▸ Exercise brief
Your task is to locate every line holding the string "Felügyeleti" and to copy each of them.

** start Material **

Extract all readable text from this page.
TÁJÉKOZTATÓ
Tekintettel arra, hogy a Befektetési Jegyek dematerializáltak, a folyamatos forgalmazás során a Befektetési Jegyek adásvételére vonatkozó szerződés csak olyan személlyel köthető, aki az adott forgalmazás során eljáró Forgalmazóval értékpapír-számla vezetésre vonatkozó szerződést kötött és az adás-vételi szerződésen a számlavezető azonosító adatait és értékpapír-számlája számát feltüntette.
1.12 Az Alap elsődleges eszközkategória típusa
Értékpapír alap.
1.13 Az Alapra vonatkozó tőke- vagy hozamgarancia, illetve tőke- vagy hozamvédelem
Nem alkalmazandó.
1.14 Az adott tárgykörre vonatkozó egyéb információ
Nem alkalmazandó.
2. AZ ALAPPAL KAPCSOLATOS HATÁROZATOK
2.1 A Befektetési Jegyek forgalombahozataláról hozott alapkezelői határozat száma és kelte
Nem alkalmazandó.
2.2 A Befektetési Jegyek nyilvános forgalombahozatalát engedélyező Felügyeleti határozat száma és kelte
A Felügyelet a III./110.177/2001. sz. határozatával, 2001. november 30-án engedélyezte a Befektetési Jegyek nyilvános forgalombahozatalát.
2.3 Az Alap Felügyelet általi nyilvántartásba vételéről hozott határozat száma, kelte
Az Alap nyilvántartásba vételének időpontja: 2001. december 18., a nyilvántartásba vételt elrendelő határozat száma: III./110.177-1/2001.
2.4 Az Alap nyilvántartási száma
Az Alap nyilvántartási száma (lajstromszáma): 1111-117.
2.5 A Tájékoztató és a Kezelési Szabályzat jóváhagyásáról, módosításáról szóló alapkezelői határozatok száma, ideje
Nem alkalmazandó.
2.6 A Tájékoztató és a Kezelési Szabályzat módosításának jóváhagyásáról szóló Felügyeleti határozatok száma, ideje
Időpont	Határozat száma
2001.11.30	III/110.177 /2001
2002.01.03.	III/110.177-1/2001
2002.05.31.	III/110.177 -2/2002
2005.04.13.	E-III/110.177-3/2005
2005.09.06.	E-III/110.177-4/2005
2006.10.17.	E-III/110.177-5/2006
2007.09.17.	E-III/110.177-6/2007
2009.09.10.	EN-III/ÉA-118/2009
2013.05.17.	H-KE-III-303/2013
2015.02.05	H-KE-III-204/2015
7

** end Material **

▸ Solution for this task
2.2 A Befektetési Jegyek nyilvános forgalombahozatalát engedélyező Felügyeleti határozat száma és kelte
2.6 A Tájékoztató és a Kezelési Szabályzat módosításának jóváhagyásáról szóló Felügyeleti határozatok száma, ideje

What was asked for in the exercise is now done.